▶ _INSTRUCTION_
Each entry here needs to be set down again exactly, please; pictures are left out.

▶ _MATERIAL FOR THIS EXERCISE_
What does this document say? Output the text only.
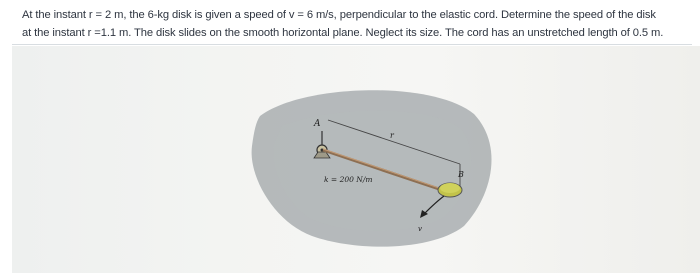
At the instant r = 2 m, the 6-kg disk is given a speed of v = 6 m/s, perpendicular to the elastic cord. Determine the speed of the disk
at the instant r =1.1 m. The disk slides on the smooth horizontal plane. Neglect its size. The cord has an unstretched length of 0.5 m.
A
r
B
k = 200 N/m
v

▶ _TASK ANSWER_
What does this document say? Output the text only.
At the instant r = 2 m, the 6-kg disk is given a speed of v = 6 m/s, perpendicular to the elastic cord. Determine the speed of the disk
at the instant r =1.1 m. The disk slides on the smooth horizontal plane. Neglect its size. The cord has an unstretched length of 0.5 m.
A
r
B
k = 200 N/m
v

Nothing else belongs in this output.